WHAT YOU NEED TO DO = Locate the string "Haninge" in the records below. Copy every line where it occurs.
----- INPUT ROWS
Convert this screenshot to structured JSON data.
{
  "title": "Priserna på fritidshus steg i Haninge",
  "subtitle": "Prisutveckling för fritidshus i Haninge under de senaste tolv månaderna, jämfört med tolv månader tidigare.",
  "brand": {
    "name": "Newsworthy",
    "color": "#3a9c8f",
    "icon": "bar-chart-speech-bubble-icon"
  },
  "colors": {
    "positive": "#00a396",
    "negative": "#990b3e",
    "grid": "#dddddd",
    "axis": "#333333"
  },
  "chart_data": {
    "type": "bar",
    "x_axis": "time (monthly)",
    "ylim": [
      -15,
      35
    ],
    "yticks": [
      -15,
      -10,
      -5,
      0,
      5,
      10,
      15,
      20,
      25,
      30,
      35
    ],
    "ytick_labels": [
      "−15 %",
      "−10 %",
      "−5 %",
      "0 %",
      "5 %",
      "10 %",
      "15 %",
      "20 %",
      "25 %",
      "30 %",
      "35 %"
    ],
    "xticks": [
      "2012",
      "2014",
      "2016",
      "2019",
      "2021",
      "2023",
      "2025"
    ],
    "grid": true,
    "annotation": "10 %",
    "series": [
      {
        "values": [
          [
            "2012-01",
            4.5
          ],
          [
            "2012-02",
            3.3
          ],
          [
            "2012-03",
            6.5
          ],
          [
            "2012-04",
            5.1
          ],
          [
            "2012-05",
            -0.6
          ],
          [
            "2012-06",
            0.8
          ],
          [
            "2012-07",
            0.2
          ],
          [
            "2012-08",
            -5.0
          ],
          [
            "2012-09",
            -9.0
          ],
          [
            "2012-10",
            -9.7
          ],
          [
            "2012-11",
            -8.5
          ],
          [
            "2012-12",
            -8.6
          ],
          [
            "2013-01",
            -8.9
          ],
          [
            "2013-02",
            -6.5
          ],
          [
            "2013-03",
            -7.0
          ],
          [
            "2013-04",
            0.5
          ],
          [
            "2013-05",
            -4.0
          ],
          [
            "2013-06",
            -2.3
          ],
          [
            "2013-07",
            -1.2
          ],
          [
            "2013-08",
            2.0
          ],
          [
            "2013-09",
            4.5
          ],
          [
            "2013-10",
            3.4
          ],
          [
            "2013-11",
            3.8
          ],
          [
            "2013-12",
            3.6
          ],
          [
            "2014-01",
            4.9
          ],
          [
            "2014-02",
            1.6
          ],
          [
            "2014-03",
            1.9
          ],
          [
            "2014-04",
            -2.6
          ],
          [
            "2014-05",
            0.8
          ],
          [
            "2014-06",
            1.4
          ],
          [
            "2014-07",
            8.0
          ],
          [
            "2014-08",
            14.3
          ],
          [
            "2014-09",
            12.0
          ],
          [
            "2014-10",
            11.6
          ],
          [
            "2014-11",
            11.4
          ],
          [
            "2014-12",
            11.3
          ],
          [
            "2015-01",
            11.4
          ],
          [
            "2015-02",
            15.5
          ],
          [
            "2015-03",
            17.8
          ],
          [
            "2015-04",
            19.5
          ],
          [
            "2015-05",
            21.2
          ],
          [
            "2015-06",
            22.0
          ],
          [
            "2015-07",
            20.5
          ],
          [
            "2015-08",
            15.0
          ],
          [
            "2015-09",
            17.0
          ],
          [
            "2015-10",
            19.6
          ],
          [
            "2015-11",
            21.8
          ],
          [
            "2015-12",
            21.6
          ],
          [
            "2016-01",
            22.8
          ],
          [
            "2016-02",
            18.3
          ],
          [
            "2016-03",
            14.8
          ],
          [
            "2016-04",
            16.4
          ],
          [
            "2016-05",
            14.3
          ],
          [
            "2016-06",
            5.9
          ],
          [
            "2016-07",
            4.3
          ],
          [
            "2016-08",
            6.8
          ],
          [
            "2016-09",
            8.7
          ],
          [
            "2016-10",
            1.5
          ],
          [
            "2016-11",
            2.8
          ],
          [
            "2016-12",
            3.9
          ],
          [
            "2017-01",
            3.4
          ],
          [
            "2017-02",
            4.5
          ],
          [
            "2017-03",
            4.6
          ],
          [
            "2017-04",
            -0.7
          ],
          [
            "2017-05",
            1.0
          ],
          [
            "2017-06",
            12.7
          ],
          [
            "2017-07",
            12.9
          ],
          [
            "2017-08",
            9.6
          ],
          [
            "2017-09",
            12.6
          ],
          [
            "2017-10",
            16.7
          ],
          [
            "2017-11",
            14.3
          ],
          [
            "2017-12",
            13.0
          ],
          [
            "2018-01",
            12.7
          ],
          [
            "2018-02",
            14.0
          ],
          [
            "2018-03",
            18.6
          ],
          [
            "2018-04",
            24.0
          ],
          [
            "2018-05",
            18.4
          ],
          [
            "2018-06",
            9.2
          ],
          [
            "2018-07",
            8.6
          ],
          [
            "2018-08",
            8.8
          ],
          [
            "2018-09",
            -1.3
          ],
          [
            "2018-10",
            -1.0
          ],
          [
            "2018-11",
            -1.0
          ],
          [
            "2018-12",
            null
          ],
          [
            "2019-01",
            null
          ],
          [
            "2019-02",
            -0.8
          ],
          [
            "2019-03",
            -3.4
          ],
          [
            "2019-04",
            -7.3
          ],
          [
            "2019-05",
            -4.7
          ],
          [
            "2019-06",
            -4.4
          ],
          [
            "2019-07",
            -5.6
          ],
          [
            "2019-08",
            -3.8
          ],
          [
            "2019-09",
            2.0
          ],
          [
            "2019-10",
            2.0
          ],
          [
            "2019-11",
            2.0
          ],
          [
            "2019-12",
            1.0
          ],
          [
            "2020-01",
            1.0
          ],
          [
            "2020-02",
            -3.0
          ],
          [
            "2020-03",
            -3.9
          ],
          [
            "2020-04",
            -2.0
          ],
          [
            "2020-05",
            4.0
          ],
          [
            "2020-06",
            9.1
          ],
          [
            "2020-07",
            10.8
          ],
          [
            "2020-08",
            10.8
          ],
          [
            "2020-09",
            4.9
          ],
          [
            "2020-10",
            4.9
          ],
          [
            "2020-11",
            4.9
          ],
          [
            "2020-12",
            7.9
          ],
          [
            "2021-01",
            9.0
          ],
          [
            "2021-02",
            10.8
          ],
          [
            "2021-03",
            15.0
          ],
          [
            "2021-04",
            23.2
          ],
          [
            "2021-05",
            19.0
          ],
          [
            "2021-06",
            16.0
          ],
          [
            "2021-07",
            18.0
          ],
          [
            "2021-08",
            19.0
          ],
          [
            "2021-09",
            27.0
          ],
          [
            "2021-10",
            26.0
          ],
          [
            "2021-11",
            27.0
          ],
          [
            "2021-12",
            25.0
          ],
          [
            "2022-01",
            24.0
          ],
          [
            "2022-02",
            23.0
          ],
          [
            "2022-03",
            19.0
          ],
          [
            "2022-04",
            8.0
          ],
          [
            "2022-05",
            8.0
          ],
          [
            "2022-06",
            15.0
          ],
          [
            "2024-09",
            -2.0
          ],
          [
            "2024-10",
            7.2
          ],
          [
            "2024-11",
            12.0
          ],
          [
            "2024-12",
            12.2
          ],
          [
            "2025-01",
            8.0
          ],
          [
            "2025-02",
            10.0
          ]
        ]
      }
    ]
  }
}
----------
TASK RESULT =
  "title": "Priserna på fritidshus steg i Haninge",
  "subtitle": "Prisutveckling för fritidshus i Haninge under de senaste tolv månaderna, jämfört med tolv månader tidigare.",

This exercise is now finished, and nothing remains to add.